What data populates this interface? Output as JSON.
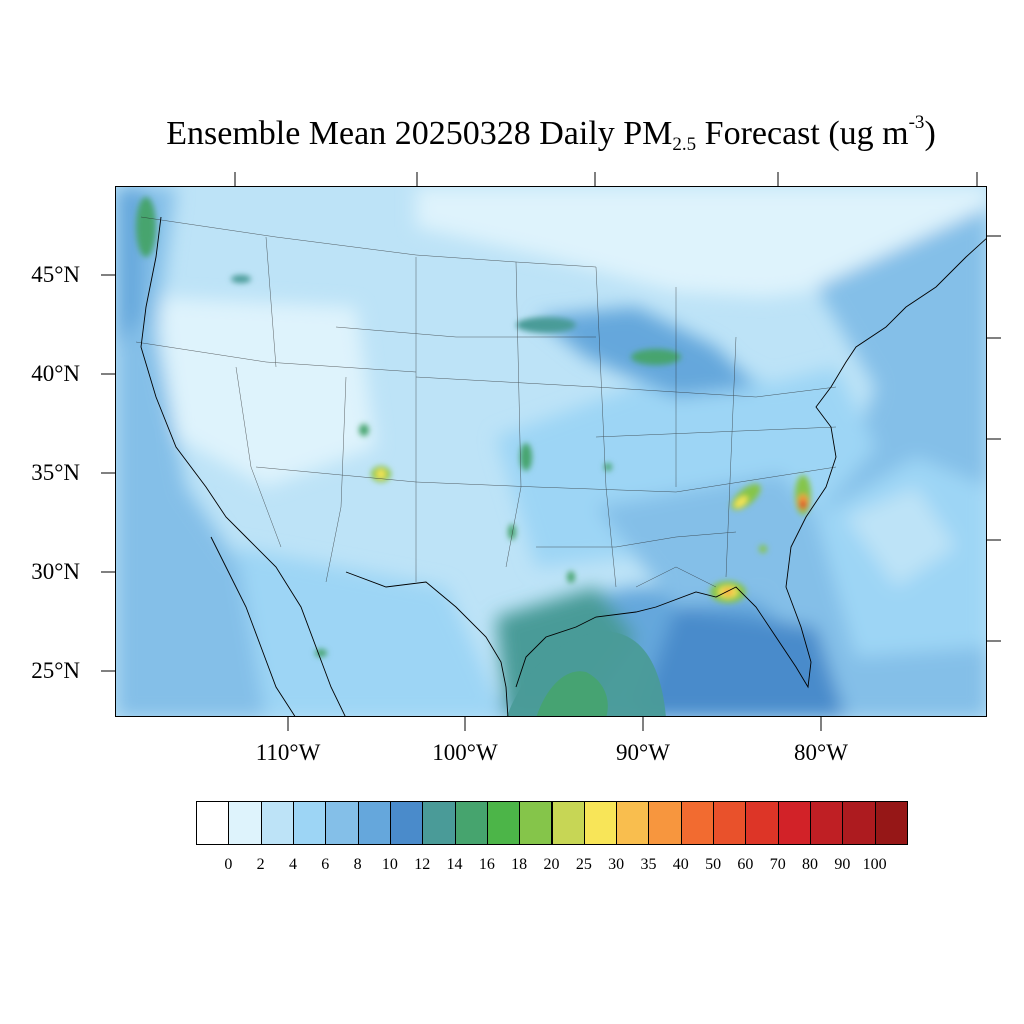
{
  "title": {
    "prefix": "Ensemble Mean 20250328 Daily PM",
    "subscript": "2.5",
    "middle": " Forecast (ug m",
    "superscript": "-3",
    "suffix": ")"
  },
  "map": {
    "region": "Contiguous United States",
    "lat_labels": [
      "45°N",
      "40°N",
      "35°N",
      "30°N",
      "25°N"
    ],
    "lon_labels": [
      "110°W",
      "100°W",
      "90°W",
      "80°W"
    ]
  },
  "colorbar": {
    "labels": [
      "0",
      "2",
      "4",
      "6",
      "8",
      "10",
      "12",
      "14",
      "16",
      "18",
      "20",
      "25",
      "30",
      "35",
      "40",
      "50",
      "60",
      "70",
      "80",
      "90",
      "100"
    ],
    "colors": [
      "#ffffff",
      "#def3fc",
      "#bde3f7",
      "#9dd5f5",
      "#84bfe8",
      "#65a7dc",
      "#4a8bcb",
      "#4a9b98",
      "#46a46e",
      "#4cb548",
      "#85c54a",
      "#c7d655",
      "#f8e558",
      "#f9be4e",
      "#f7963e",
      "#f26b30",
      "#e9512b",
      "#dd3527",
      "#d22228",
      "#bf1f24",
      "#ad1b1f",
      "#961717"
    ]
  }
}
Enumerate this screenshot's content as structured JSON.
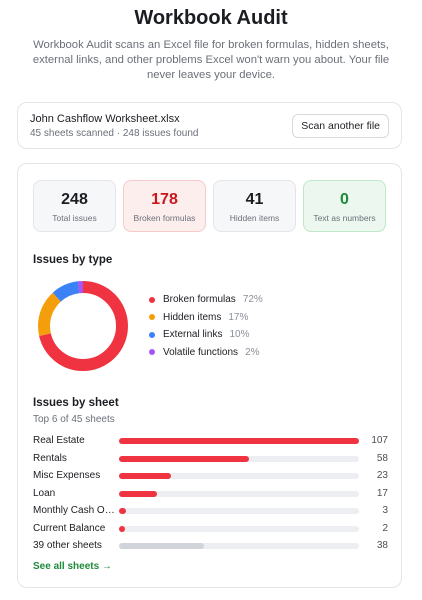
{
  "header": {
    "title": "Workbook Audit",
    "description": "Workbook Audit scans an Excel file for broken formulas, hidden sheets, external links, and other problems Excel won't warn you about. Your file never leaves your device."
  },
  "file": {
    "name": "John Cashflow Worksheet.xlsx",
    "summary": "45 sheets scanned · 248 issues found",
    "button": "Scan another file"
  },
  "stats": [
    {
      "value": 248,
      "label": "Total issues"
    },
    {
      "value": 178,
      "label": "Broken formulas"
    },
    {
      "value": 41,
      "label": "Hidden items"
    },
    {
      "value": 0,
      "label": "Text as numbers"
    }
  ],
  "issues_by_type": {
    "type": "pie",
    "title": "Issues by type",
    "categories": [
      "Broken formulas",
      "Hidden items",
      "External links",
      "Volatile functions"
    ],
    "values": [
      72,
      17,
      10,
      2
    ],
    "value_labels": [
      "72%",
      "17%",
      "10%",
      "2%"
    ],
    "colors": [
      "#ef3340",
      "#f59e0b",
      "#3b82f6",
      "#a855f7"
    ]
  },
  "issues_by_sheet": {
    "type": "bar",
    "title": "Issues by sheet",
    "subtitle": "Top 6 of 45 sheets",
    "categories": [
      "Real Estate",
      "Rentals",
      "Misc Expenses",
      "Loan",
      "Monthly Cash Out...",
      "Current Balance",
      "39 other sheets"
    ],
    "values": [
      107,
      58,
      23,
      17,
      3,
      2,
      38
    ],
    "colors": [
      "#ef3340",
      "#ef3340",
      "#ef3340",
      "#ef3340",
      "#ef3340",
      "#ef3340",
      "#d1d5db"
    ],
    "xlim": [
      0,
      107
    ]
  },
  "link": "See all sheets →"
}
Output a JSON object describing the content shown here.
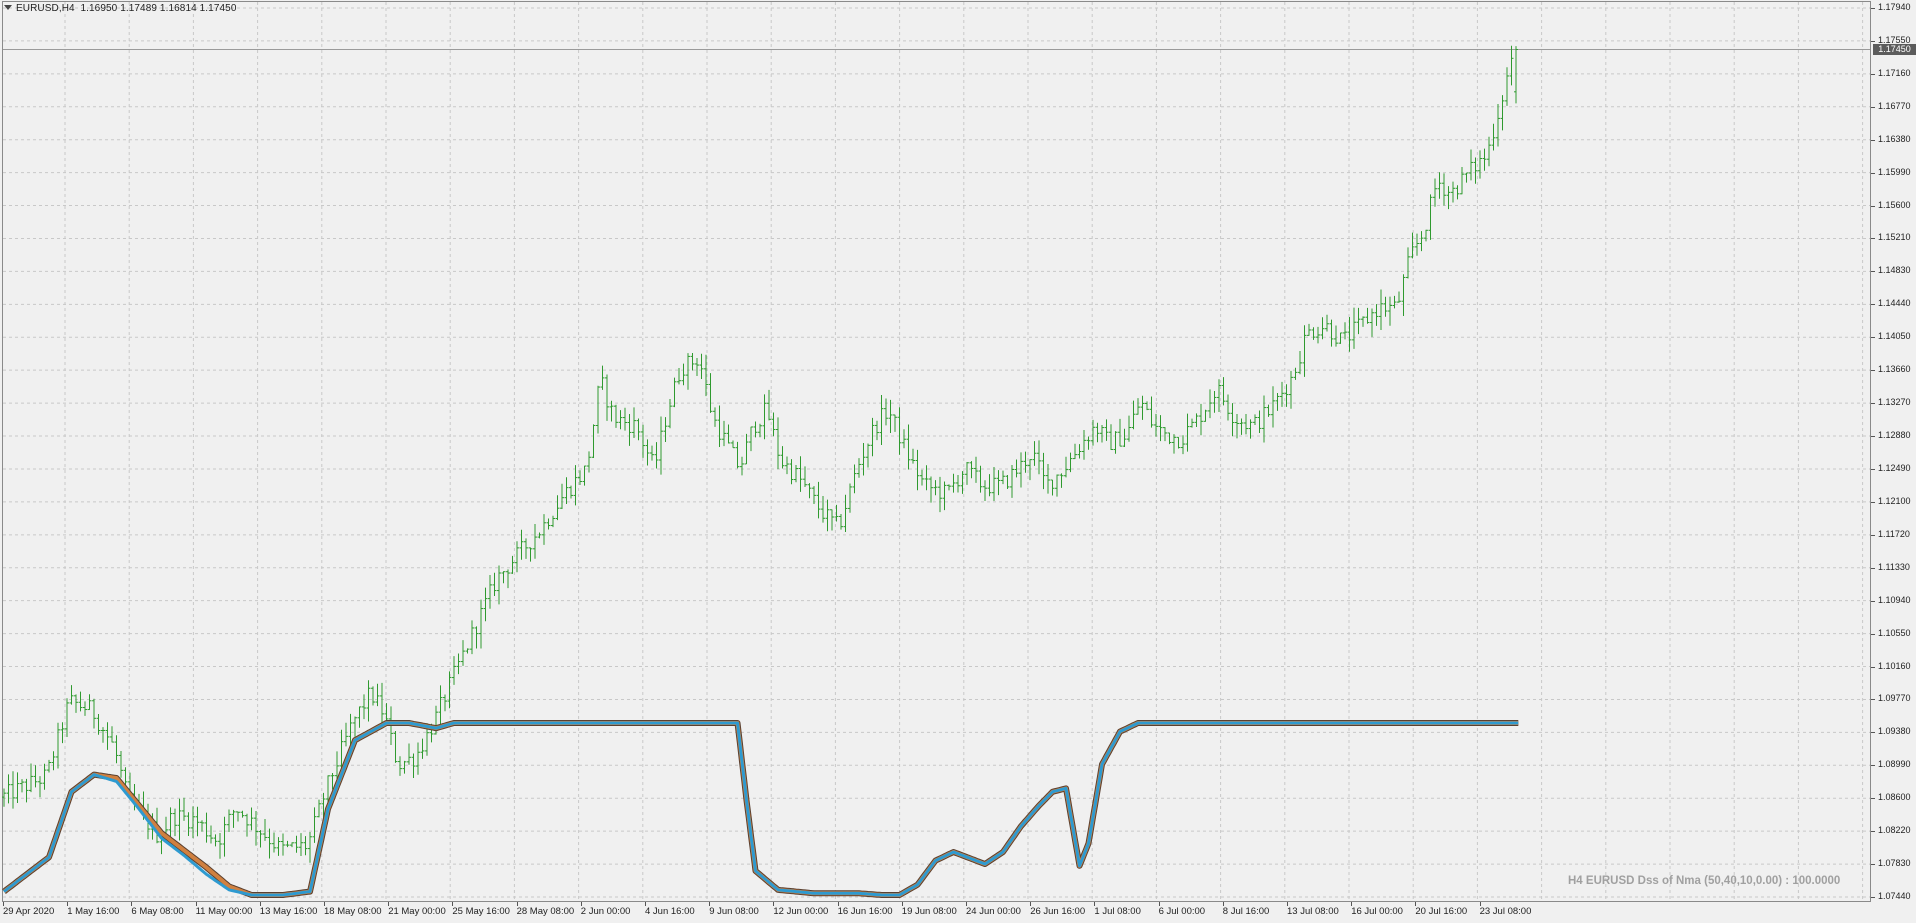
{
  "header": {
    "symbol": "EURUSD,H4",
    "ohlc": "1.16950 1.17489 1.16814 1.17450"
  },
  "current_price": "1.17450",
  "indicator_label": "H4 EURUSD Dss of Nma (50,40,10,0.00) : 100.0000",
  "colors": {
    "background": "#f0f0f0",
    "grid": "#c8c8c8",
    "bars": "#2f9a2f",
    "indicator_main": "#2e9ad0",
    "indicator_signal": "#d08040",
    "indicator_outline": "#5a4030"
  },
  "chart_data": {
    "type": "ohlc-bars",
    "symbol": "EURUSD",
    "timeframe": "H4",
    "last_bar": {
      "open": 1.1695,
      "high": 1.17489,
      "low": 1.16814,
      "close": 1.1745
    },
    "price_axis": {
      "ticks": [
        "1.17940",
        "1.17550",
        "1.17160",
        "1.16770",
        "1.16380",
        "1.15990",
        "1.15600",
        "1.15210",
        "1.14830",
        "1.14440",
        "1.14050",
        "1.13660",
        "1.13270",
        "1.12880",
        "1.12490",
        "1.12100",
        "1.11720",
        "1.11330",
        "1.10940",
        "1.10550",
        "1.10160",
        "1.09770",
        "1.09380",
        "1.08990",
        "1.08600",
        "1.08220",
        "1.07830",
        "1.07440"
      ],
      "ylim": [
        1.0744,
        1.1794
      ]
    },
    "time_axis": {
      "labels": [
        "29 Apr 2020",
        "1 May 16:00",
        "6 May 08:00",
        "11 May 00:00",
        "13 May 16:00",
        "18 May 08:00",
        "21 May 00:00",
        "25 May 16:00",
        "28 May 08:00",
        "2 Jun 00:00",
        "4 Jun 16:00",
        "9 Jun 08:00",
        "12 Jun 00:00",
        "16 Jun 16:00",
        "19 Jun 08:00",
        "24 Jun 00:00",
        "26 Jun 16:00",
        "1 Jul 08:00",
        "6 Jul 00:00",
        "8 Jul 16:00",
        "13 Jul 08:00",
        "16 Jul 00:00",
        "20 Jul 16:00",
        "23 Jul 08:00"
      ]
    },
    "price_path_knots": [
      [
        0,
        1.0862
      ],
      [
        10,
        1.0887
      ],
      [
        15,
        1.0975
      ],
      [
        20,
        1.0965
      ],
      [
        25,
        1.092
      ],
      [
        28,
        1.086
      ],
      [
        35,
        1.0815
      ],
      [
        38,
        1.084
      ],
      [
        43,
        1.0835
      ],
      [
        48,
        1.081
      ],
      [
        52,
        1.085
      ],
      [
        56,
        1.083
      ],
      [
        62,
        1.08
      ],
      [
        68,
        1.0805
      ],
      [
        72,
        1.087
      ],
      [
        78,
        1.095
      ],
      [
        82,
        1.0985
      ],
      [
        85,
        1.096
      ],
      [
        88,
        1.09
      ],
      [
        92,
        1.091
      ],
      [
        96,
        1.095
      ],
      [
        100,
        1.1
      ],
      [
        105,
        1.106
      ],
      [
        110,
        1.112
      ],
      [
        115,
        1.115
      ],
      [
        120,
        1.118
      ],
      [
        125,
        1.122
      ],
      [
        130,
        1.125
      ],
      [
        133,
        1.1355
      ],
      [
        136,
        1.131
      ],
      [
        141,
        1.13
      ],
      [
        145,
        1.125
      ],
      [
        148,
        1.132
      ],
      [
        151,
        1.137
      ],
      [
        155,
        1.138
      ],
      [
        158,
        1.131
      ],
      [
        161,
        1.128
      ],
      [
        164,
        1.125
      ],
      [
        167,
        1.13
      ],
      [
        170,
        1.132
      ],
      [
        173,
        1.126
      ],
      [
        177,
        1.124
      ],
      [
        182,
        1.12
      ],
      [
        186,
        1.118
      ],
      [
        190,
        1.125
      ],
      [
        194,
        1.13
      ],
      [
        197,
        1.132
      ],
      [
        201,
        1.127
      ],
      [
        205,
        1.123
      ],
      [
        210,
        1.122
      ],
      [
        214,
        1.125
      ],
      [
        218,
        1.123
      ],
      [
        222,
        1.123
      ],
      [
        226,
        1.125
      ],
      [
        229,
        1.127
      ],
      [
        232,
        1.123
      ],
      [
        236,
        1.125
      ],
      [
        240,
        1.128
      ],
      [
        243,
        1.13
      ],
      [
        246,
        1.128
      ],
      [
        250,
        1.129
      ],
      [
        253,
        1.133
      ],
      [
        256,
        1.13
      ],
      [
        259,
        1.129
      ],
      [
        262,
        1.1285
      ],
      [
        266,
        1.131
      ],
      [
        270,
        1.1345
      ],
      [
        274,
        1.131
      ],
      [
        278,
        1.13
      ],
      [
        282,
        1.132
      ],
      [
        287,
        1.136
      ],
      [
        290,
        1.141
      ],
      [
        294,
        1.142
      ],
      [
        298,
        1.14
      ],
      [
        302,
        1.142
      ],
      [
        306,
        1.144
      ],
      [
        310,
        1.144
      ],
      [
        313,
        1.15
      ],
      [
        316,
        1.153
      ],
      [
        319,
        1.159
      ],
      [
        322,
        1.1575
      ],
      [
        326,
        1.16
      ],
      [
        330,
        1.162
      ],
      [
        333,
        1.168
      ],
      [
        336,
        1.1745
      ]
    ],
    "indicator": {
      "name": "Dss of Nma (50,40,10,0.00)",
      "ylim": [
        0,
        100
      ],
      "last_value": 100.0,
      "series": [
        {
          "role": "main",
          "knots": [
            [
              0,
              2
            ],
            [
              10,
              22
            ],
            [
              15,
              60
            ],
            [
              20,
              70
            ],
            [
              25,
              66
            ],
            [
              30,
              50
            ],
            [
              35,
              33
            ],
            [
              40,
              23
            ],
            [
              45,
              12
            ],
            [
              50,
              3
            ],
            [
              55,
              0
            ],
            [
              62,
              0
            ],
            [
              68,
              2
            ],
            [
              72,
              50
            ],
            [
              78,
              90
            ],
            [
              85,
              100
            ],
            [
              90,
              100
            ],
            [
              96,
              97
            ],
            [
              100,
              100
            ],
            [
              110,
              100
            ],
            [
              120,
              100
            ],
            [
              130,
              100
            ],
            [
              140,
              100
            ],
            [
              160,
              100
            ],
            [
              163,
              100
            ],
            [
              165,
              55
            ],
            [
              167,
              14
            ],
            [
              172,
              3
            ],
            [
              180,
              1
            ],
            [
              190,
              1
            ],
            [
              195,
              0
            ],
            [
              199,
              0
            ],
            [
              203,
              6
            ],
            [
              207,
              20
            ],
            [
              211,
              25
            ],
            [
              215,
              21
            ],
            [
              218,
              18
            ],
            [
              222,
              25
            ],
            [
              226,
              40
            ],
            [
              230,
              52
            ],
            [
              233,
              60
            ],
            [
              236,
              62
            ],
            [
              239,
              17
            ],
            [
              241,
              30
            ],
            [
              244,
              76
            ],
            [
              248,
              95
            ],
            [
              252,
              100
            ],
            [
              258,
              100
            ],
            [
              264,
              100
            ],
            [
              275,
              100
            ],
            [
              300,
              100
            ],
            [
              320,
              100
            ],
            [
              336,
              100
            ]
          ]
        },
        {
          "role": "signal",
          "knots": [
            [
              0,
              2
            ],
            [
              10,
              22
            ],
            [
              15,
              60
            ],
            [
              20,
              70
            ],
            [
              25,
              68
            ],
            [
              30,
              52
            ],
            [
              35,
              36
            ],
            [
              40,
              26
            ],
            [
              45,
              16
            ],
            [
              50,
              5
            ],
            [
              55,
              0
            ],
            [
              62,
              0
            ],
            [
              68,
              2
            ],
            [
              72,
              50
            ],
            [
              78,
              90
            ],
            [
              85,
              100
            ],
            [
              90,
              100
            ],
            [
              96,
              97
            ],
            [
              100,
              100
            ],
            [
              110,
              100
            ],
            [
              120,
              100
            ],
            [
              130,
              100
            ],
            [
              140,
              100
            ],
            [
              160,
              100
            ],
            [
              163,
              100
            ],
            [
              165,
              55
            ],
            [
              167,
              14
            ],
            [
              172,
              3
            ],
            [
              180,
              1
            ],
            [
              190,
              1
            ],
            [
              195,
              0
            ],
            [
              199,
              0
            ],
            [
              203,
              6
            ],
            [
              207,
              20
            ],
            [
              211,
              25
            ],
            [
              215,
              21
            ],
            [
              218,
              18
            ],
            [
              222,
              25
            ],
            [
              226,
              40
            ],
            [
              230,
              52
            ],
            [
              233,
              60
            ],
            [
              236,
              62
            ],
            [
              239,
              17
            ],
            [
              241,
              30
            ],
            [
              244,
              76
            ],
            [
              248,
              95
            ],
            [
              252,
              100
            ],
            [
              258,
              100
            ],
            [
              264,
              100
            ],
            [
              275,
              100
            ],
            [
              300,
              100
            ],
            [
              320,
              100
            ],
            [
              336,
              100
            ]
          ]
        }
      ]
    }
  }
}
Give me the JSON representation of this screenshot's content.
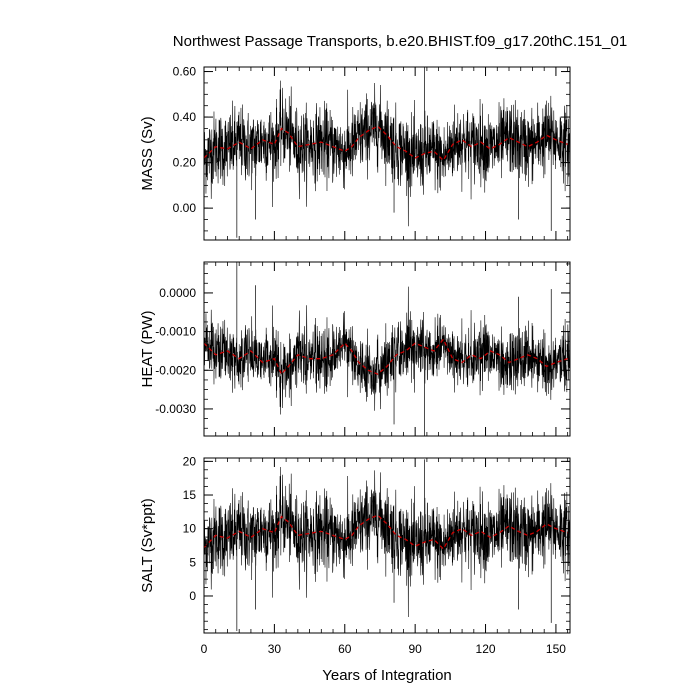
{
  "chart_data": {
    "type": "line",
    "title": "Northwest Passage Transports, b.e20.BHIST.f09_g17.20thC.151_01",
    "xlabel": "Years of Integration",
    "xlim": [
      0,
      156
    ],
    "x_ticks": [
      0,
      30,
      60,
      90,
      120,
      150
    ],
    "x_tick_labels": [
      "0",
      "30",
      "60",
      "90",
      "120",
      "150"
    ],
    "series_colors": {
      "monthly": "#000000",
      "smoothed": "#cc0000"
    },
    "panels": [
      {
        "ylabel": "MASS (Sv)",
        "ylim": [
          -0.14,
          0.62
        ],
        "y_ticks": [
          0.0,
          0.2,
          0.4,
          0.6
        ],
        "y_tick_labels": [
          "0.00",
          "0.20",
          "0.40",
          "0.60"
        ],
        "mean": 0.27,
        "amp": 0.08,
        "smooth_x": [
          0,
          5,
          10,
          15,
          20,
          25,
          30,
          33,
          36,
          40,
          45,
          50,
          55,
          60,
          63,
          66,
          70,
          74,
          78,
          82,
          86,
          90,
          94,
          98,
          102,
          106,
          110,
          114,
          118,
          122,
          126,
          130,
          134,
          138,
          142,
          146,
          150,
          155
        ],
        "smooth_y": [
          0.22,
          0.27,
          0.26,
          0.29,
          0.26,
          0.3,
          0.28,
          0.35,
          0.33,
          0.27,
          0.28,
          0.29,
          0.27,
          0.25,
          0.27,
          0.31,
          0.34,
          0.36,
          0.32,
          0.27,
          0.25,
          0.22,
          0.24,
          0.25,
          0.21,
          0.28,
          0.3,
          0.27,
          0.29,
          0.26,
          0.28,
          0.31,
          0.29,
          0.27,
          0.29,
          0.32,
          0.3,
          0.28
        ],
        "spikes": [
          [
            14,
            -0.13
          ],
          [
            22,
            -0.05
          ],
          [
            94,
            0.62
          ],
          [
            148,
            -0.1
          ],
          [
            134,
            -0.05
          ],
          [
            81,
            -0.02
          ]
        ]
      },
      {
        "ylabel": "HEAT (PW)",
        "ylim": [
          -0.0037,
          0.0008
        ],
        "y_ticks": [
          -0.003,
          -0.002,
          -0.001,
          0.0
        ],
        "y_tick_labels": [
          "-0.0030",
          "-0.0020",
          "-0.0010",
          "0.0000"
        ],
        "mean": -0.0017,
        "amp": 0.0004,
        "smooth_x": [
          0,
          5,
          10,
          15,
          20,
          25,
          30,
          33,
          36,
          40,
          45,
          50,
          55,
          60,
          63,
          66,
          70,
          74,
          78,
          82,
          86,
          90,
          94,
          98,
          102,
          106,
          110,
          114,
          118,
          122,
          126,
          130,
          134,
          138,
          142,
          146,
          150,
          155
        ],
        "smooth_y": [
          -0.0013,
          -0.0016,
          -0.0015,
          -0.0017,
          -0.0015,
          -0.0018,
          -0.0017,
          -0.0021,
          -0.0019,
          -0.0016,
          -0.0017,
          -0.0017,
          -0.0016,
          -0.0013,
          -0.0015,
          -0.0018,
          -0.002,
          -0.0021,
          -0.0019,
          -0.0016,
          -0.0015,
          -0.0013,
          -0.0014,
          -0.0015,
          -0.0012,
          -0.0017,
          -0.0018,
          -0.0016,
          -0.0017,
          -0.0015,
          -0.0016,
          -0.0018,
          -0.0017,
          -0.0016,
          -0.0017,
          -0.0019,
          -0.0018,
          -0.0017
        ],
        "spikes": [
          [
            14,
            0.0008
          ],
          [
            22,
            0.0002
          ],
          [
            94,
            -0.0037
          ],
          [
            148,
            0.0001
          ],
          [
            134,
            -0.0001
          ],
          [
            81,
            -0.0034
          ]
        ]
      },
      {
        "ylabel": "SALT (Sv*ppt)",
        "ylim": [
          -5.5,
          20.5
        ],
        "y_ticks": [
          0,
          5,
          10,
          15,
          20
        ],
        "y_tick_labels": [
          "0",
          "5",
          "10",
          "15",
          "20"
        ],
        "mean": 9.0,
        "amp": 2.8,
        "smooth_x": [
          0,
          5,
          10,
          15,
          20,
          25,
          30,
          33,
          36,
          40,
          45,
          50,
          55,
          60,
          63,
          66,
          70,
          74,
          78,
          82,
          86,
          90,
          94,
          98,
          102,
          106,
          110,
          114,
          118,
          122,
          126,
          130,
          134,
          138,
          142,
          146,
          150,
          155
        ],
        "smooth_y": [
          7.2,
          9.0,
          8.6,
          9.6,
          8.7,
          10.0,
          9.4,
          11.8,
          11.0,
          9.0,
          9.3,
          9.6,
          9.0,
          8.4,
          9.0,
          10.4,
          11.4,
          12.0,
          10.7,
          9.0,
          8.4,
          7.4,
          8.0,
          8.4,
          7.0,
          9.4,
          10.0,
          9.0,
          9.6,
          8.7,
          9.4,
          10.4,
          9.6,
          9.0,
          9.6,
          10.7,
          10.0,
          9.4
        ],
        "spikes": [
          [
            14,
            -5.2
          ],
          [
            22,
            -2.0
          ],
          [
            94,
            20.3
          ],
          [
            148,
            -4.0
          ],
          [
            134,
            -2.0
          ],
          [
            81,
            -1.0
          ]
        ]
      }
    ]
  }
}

====================

__Exercise prompt__
In how many lines does the word "ohlc" appear? Respond with the number alone.

__Task answer__
2